## SET EXERCISE
Print out every line, exactly as written.

## DATA ENTRIES
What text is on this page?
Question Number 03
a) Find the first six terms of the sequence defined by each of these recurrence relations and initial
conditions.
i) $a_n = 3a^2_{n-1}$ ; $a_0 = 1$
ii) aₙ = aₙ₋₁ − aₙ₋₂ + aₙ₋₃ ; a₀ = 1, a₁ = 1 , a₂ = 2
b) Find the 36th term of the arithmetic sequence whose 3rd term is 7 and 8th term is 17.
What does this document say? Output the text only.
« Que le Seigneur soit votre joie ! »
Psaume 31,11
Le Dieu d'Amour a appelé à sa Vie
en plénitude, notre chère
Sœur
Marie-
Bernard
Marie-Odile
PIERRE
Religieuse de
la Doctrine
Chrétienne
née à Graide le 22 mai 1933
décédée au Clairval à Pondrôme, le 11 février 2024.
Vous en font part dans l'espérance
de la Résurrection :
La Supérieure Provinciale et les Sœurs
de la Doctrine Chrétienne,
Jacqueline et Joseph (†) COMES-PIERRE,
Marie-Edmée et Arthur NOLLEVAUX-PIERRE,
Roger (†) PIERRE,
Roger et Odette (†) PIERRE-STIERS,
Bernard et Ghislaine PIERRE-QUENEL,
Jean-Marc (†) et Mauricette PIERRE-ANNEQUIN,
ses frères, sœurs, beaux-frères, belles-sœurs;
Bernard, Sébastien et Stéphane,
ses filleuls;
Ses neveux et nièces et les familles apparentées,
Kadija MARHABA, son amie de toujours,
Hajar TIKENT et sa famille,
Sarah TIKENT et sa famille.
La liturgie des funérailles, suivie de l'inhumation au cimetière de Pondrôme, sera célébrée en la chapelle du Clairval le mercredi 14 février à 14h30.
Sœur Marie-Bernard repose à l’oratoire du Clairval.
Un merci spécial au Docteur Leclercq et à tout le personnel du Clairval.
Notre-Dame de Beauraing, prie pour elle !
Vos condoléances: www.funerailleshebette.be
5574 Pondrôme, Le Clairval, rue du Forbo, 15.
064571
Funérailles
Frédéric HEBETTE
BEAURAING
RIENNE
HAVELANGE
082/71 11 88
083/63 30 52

## RESULT
What text is on this page?
Question Number 03
a) Find the first six terms of the sequence defined by each of these recurrence relations and initial
conditions.
i) $a_n = 3a^2_{n-1}$ ; $a_0 = 1$
ii) aₙ = aₙ₋₁ − aₙ₋₂ + aₙ₋₃ ; a₀ = 1, a₁ = 1 , a₂ = 2
b) Find the 36th term of the arithmetic sequence whose 3rd term is 7 and 8th term is 17.
What does this document say? Output the text only.
« Que le Seigneur soit votre joie ! »
Psaume 31,11
Le Dieu d'Amour a appelé à sa Vie
en plénitude, notre chère
Sœur
Marie-
Bernard
Marie-Odile
PIERRE
Religieuse de
la Doctrine
Chrétienne
née à Graide le 22 mai 1933
décédée au Clairval à Pondrôme, le 11 février 2024.
Vous en font part dans l'espérance
de la Résurrection :
La Supérieure Provinciale et les Sœurs
de la Doctrine Chrétienne,
Jacqueline et Joseph (†) COMES-PIERRE,
Marie-Edmée et Arthur NOLLEVAUX-PIERRE,
Roger (†) PIERRE,
Roger et Odette (†) PIERRE-STIERS,
Bernard et Ghislaine PIERRE-QUENEL,
Jean-Marc (†) et Mauricette PIERRE-ANNEQUIN,
ses frères, sœurs, beaux-frères, belles-sœurs;
Bernard, Sébastien et Stéphane,
ses filleuls;
Ses neveux et nièces et les familles apparentées,
Kadija MARHABA, son amie de toujours,
Hajar TIKENT et sa famille,
Sarah TIKENT et sa famille.
La liturgie des funérailles, suivie de l'inhumation au cimetière de Pondrôme, sera célébrée en la chapelle du Clairval le mercredi 14 février à 14h30.
Sœur Marie-Bernard repose à l’oratoire du Clairval.
Un merci spécial au Docteur Leclercq et à tout le personnel du Clairval.
Notre-Dame de Beauraing, prie pour elle !
Vos condoléances: www.funerailleshebette.be
5574 Pondrôme, Le Clairval, rue du Forbo, 15.
064571
Funérailles
Frédéric HEBETTE
BEAURAING
RIENNE
HAVELANGE
082/71 11 88
083/63 30 52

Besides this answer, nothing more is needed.